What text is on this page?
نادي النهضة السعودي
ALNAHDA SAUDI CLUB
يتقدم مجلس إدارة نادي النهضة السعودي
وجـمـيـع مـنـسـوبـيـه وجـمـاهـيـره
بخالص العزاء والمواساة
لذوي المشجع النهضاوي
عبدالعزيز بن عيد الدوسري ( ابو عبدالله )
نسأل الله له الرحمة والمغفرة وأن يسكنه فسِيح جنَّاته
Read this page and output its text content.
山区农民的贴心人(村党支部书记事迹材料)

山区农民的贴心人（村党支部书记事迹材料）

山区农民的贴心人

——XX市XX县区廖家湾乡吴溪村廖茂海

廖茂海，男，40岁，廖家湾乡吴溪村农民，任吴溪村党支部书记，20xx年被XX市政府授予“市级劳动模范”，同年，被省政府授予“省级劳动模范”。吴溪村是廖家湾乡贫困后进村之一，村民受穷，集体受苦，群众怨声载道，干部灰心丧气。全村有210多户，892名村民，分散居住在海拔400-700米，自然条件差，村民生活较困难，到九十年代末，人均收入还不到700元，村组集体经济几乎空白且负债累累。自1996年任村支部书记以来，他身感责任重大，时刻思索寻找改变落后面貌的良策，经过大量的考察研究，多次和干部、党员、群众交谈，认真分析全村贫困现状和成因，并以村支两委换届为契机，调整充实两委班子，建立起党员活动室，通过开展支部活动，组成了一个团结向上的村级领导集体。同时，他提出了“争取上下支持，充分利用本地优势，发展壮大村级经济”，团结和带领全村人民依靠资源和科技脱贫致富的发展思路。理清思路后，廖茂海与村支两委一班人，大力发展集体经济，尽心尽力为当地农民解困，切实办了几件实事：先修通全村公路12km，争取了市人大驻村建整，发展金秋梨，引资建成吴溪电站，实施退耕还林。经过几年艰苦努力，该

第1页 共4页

--

- _EXERCISE_
Extract all lines as given.

- _SOLUTION TO THIS EXERCISE_
What text is on this page?
نادي النهضة السعودي
ALNAHDA SAUDI CLUB
يتقدم مجلس إدارة نادي النهضة السعودي
وجـمـيـع مـنـسـوبـيـه وجـمـاهـيـره
بخالص العزاء والمواساة
لذوي المشجع النهضاوي
عبدالعزيز بن عيد الدوسري ( ابو عبدالله )
نسأل الله له الرحمة والمغفرة وأن يسكنه فسِيح جنَّاته
Read this page and output its text content.
山区农民的贴心人(村党支部书记事迹材料)

山区农民的贴心人（村党支部书记事迹材料）

山区农民的贴心人

——XX市XX县区廖家湾乡吴溪村廖茂海

廖茂海，男，40岁，廖家湾乡吴溪村农民，任吴溪村党支部书记，20xx年被XX市政府授予“市级劳动模范”，同年，被省政府授予“省级劳动模范”。吴溪村是廖家湾乡贫困后进村之一，村民受穷，集体受苦，群众怨声载道，干部灰心丧气。全村有210多户，892名村民，分散居住在海拔400-700米，自然条件差，村民生活较困难，到九十年代末，人均收入还不到700元，村组集体经济几乎空白且负债累累。自1996年任村支部书记以来，他身感责任重大，时刻思索寻找改变落后面貌的良策，经过大量的考察研究，多次和干部、党员、群众交谈，认真分析全村贫困现状和成因，并以村支两委换届为契机，调整充实两委班子，建立起党员活动室，通过开展支部活动，组成了一个团结向上的村级领导集体。同时，他提出了“争取上下支持，充分利用本地优势，发展壮大村级经济”，团结和带领全村人民依靠资源和科技脱贫致富的发展思路。理清思路后，廖茂海与村支两委一班人，大力发展集体经济，尽心尽力为当地农民解困，切实办了几件实事：先修通全村公路12km，争取了市人大驻村建整，发展金秋梨，引资建成吴溪电站，实施退耕还林。经过几年艰苦努力，该

第1页 共4页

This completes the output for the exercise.